### [Directions for this task]
For each line below that contains the string "text", copy that line.

### [Lines of data]
----

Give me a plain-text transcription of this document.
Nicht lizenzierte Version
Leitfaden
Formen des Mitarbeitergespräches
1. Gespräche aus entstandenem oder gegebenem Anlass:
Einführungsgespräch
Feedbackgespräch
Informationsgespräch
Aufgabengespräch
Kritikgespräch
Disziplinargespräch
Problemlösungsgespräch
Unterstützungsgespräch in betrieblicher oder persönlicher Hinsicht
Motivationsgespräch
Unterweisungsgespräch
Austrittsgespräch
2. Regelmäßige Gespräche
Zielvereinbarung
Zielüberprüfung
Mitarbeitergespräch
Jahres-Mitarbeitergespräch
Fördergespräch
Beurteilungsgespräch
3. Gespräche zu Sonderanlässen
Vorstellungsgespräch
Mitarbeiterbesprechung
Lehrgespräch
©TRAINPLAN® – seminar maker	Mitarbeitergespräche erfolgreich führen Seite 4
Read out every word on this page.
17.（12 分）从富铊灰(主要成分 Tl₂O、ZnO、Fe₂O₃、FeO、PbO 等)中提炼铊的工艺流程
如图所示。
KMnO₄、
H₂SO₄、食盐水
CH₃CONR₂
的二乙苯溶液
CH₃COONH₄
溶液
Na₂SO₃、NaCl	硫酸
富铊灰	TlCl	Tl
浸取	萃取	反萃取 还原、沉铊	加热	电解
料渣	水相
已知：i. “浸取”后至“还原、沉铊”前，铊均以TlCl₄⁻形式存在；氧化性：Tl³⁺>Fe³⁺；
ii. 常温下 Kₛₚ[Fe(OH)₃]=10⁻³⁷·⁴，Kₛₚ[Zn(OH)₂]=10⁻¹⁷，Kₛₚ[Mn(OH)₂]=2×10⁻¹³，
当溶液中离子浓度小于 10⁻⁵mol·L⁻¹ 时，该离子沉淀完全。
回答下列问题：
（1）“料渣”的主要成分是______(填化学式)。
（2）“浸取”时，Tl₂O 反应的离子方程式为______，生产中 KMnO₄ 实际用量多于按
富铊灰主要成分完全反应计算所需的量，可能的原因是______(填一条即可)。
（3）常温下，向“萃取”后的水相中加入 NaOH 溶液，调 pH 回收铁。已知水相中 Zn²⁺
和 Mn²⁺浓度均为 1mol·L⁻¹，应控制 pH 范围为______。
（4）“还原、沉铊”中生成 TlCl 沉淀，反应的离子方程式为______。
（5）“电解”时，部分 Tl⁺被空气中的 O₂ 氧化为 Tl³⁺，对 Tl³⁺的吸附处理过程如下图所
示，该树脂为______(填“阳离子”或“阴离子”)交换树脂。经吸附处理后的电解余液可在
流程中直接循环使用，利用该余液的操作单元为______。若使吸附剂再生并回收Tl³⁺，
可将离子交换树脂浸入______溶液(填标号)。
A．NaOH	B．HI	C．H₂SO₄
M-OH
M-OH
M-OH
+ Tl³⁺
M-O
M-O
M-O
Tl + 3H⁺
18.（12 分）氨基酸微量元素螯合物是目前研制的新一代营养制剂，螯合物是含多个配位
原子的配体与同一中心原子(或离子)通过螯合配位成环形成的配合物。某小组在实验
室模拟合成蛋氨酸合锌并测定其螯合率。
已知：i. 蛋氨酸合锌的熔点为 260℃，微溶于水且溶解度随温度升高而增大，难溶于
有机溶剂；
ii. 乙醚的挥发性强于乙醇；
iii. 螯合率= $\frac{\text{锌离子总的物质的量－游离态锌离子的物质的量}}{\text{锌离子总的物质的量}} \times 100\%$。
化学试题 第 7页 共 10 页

----

### [Answer for this exercise]
Give me a plain-text transcription of this document.
iii. 螯合率= $\frac{\text{锌离子总的物质的量－游离态锌离子的物质的量}}{\text{锌离子总的物质的量}} \times 100\%$。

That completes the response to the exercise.